▸ The input:
-*-

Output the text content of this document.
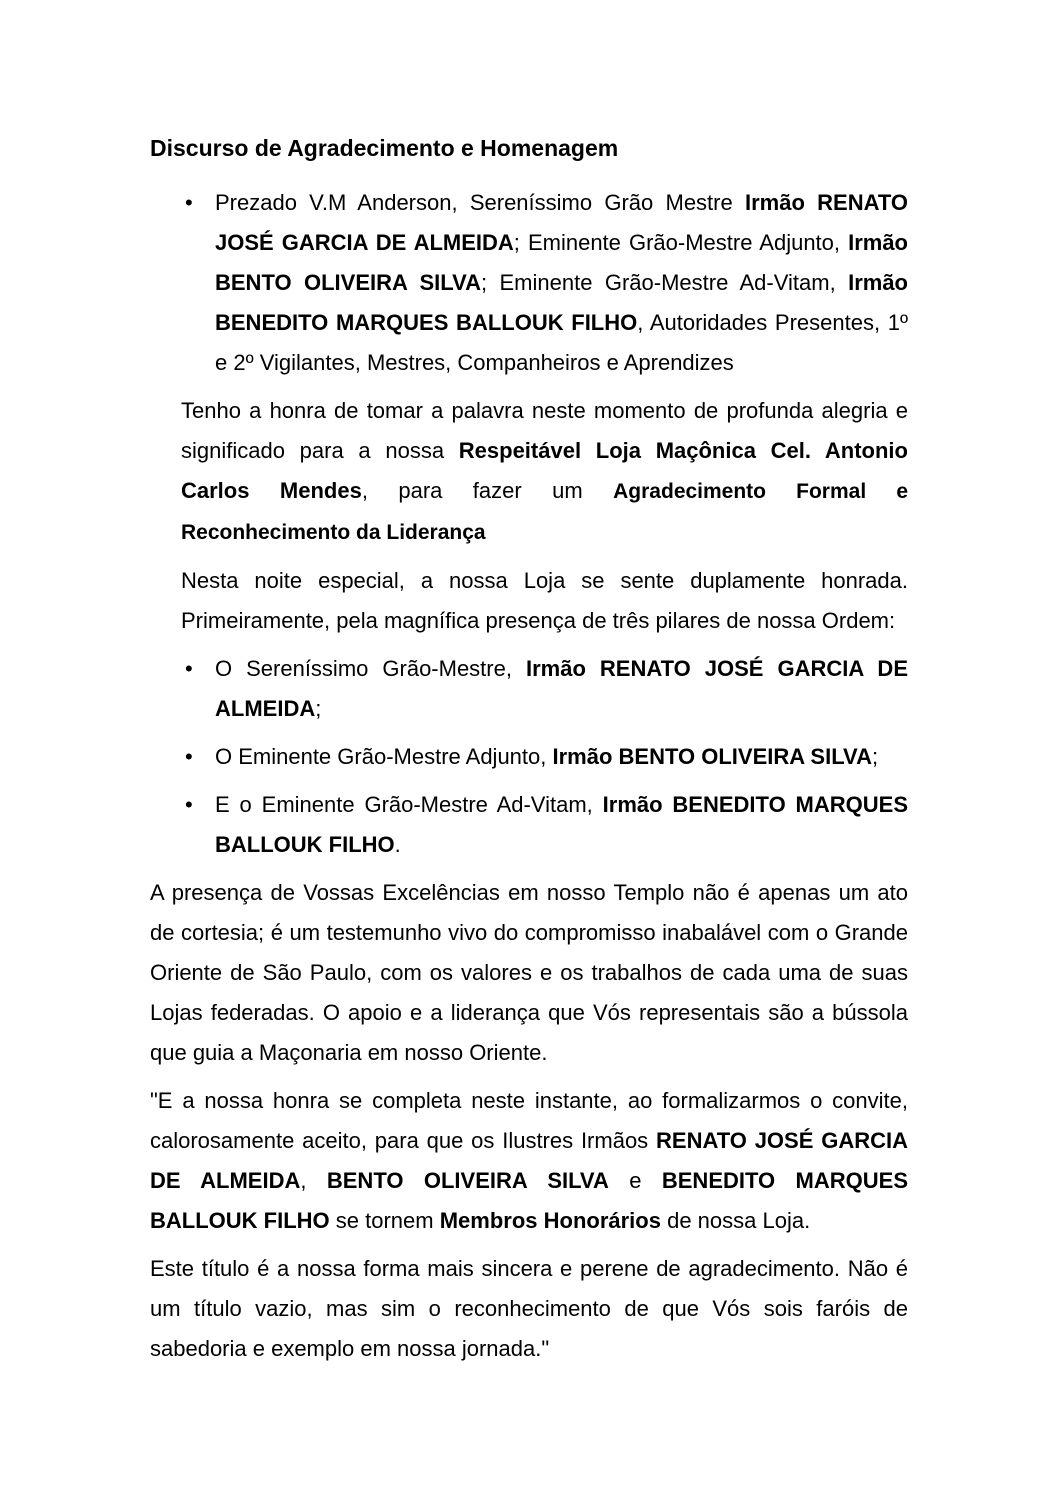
Discurso de Agradecimento e Homenagem
• Prezado V.M Anderson, Sereníssimo Grão Mestre Irmão RENATO JOSÉ GARCIA DE ALMEIDA; Eminente Grão-Mestre Adjunto, Irmão BENTO OLIVEIRA SILVA; Eminente Grão-Mestre Ad-Vitam, Irmão BENEDITO MARQUES BALLOUK FILHO, Autoridades Presentes, 1º e 2º Vigilantes, Mestres, Companheiros e Aprendizes
Tenho a honra de tomar a palavra neste momento de profunda alegria e significado para a nossa Respeitável Loja Maçônica Cel. Antonio Carlos Mendes, para fazer um Agradecimento Formal e Reconhecimento da Liderança
Nesta noite especial, a nossa Loja se sente duplamente honrada. Primeiramente, pela magnífica presença de três pilares de nossa Ordem:
• O Sereníssimo Grão-Mestre, Irmão RENATO JOSÉ GARCIA DE ALMEIDA;
• O Eminente Grão-Mestre Adjunto, Irmão BENTO OLIVEIRA SILVA;
• E o Eminente Grão-Mestre Ad-Vitam, Irmão BENEDITO MARQUES BALLOUK FILHO.
A presença de Vossas Excelências em nosso Templo não é apenas um ato de cortesia; é um testemunho vivo do compromisso inabalável com o Grande Oriente de São Paulo, com os valores e os trabalhos de cada uma de suas Lojas federadas. O apoio e a liderança que Vós representais são a bússola que guia a Maçonaria em nosso Oriente.
"E a nossa honra se completa neste instante, ao formalizarmos o convite, calorosamente aceito, para que os Ilustres Irmãos RENATO JOSÉ GARCIA DE ALMEIDA, BENTO OLIVEIRA SILVA e BENEDITO MARQUES BALLOUK FILHO se tornem Membros Honorários de nossa Loja.
Este título é a nossa forma mais sincera e perene de agradecimento. Não é um título vazio, mas sim o reconhecimento de que Vós sois faróis de sabedoria e exemplo em nossa jornada."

-*-

Find "FILHO". Copy every line it occurs in.

▸ Task output:
• Prezado V.M Anderson, Sereníssimo Grão Mestre Irmão RENATO JOSÉ GARCIA DE ALMEIDA; Eminente Grão-Mestre Adjunto, Irmão BENTO OLIVEIRA SILVA; Eminente Grão-Mestre Ad-Vitam, Irmão BENEDITO MARQUES BALLOUK FILHO, Autoridades Presentes, 1º e 2º Vigilantes, Mestres, Companheiros e Aprendizes
• E o Eminente Grão-Mestre Ad-Vitam, Irmão BENEDITO MARQUES BALLOUK FILHO.
"E a nossa honra se completa neste instante, ao formalizarmos o convite, calorosamente aceito, para que os Ilustres Irmãos RENATO JOSÉ GARCIA DE ALMEIDA, BENTO OLIVEIRA SILVA e BENEDITO MARQUES BALLOUK FILHO se tornem Membros Honorários de nossa Loja.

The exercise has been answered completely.